Angostura bitters creator Dr. J.S.B. Siegert didn't intend for his bitters to be a bar staple. The German nerd and adventurer arrived at the Venezuelan port of Angostura to work as Simón Bolívar's surgeon general in 1820, and when Bolívar left the country the next year, he was free to do his thing. He decided his thing was to study native botanicals. Within a few years Dr. Siegert had compounded a relatively tasty cure-all tonic, quit being a doctor, and begun producing the stuff commercially.
Angostura's marketing campaign was strong, right from the start. The tonic was taken in the port to counter seasickness and cholera. It became popular with the disappointed paradise-seeking fever dreamers suffering from tropical diseases and stuck in mosquito-infested mud huts. Others took it for baldness, sores, impotence, hangovers. It was offered as a general restorative in local hospitals. It mended broken hearts! It reversed the very arrow of time! It was also nice mixed with a bit of gin.
The company, as it grew and exported, produced cookbooks and promotional pamphlets with recipes, encouraging people to use bitters at home. A pamphlet I came across inside a corporate mixing guide first published in 1947 is full of stupidly perfect suggestions: add Angostura to hamburger patties, packaged pudding, or canned cream of mushroom soup. And why not?
I made a plain chocolate cake with Angostura "buttercreamcheese" frosting: one part butter, one part cream cheese, and two parts powdered sugar beaten smooth with a wooden spoon and a little determination. I didn't measure the bitters—I just shook in a few dashes and gradually added more, tasting as I went along. The frosting turned an unfortunate dirty dishwater grey but then, as I kept shaking in more bitters, a very pale pink. It tasted delicious, like a root beer float.
In the same way that a few drops of bitters can balance the simplest cocktail, the frosting's one-note sweetness tasted more complicated with the warmth of the spices. Nothing crazy. I resolved to try bitters in more desserts, to treat them like any other essence. Like, what about an Angostura buttercream-filled chocolate macaroon? Or Peychaud bitters ice cream with a slice of fennel tarte Tatin? And wouldn't it be so cute, maybe too cute actually, to make a red velvet cake with pretty pink Peychaud bitters frosting?
I snapped out of it after baking and frosting this quadruple-chocolate layer cake without a stand mixer, my arm aching. I mean, how about just squirting bitters on vanilla ice cream, eating it out of the tub, and calling it a day? Stupidly perfect.

> **Records supplied**
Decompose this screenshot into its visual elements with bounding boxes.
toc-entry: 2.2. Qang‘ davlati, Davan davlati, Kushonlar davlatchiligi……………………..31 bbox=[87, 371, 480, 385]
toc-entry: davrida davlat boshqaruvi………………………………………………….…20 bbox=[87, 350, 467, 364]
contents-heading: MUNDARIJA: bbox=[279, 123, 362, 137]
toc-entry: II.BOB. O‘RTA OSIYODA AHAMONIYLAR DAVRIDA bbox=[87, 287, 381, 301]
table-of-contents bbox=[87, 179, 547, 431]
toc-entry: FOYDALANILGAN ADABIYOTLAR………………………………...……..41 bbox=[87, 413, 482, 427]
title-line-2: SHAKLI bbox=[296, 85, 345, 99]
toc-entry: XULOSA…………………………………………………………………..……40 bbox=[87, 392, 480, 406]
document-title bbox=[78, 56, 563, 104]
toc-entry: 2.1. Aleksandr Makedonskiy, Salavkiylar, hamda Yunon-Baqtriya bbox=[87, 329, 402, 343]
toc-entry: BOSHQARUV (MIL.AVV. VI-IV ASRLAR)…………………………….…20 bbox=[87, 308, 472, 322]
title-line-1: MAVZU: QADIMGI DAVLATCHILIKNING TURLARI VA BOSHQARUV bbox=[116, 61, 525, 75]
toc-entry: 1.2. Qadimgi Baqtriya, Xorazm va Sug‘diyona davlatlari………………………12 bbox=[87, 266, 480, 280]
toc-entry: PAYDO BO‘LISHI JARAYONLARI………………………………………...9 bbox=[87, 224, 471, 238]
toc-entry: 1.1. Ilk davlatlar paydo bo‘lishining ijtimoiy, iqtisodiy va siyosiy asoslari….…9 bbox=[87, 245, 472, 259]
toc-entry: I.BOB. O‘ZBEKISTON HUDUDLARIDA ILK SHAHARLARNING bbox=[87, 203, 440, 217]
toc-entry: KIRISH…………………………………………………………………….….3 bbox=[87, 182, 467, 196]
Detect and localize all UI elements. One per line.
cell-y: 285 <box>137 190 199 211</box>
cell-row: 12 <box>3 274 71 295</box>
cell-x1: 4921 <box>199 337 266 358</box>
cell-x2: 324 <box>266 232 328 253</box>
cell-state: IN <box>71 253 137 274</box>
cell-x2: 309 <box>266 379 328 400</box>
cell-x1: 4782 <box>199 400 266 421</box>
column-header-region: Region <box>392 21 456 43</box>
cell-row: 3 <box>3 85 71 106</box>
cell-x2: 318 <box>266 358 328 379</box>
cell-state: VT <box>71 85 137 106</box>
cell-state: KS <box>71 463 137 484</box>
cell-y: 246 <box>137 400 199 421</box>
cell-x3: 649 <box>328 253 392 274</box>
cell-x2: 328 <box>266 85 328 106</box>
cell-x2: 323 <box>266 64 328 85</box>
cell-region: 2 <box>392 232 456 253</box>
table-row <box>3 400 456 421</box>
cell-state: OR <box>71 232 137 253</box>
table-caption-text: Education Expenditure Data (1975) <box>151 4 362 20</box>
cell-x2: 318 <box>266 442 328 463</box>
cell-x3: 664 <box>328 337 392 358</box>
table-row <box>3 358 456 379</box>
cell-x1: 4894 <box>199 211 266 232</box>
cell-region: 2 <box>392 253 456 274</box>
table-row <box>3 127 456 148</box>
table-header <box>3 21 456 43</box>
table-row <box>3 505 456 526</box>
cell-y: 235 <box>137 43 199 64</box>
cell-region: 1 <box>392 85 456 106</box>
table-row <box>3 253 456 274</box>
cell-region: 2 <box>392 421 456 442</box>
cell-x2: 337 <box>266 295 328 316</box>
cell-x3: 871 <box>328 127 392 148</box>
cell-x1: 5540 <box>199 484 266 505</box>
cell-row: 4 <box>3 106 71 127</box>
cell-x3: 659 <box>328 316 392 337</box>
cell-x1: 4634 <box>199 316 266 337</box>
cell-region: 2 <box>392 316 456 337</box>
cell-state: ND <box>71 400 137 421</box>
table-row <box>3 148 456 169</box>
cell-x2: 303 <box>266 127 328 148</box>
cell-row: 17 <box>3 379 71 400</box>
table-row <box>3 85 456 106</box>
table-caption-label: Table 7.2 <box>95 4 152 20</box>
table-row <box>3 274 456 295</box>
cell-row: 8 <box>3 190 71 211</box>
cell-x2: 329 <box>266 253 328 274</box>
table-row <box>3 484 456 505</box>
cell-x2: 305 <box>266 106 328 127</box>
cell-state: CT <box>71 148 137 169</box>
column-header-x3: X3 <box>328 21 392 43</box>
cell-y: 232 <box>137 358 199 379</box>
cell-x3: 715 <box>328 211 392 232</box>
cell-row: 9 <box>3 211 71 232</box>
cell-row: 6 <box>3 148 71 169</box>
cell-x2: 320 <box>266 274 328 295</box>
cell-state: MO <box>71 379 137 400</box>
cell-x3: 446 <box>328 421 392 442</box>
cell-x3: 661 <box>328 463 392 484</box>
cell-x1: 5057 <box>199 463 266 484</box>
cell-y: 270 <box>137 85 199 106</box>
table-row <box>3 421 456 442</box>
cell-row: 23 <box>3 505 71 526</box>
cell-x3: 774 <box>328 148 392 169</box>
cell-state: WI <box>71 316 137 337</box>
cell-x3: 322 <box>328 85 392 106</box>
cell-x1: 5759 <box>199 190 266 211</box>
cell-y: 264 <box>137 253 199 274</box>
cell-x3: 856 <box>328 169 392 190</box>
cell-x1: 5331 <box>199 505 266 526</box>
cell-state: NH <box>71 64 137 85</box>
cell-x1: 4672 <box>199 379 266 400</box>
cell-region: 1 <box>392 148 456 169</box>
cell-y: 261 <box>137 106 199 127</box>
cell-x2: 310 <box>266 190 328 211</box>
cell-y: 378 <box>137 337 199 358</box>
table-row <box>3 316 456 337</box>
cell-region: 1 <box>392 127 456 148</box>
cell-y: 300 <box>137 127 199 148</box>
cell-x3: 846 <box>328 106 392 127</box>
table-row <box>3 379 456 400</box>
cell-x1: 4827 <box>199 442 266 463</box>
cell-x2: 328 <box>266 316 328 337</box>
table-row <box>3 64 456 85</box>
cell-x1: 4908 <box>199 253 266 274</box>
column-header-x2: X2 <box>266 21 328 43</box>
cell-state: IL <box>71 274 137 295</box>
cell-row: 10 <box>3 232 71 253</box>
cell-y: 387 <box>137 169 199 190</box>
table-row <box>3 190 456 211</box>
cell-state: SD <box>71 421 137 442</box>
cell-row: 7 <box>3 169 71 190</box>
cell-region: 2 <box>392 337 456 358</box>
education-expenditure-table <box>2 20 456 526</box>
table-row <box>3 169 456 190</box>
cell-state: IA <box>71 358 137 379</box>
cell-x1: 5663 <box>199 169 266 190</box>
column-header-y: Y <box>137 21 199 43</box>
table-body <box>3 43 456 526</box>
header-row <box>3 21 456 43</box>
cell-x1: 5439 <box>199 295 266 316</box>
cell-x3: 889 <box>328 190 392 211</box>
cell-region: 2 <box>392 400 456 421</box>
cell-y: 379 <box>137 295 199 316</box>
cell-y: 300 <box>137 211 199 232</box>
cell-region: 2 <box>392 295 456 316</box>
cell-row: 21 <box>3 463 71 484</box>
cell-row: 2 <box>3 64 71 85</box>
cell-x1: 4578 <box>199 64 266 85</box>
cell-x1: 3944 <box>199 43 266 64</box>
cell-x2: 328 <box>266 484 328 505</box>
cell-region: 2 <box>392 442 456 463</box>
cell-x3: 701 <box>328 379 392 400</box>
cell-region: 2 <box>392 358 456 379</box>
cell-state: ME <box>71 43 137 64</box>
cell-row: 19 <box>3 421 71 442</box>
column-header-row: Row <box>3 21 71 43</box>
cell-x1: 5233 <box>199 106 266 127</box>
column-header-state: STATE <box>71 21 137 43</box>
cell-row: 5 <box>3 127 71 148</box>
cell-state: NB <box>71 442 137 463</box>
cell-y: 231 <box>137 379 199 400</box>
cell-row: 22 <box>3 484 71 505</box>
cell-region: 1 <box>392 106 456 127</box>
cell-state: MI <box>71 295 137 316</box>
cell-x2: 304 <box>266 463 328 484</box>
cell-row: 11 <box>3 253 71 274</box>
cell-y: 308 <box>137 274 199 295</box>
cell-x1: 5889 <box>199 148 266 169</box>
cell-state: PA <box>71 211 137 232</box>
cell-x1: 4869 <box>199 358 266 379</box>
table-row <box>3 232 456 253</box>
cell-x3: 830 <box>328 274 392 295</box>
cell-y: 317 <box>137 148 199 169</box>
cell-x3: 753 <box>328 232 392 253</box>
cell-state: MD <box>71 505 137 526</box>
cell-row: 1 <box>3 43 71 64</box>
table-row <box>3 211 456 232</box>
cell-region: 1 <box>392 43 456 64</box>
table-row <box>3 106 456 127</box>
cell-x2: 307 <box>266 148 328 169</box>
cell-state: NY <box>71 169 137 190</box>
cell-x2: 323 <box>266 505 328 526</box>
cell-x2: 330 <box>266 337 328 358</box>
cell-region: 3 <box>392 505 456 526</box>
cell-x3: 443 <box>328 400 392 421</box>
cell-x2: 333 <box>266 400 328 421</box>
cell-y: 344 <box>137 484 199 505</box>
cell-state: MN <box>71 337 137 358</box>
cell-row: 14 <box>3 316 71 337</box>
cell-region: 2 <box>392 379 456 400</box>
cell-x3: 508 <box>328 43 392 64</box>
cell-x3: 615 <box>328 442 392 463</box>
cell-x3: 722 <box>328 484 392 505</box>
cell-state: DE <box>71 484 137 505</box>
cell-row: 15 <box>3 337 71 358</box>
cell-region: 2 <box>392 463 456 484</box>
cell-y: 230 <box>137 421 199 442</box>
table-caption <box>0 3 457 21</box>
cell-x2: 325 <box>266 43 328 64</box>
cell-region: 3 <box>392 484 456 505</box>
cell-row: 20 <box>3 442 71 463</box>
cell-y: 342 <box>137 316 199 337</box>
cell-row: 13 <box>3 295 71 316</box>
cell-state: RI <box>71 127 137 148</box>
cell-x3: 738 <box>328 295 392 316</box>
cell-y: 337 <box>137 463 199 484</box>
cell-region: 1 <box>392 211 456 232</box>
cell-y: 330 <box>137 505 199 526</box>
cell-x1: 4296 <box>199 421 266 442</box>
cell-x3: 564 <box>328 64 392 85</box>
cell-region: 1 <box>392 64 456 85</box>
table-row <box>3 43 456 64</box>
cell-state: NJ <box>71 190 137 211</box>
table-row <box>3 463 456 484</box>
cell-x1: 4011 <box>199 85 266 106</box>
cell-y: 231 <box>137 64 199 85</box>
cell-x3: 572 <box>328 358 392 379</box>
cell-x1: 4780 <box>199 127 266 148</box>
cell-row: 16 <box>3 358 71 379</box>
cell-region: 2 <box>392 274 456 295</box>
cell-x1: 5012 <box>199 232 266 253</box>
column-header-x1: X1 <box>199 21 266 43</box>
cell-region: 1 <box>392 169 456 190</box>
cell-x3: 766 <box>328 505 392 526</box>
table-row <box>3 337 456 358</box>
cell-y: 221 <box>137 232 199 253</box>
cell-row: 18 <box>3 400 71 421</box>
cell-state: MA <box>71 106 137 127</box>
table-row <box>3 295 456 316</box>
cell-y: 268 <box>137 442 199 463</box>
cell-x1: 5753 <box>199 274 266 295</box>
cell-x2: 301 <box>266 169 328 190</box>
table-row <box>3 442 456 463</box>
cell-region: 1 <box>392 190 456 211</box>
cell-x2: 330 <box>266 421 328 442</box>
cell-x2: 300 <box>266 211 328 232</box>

> **The problem**
In the piece on Angostura bitters, what color did the frosting turn as more bitters were shaken in?

> **Answer space**
A very pale pink.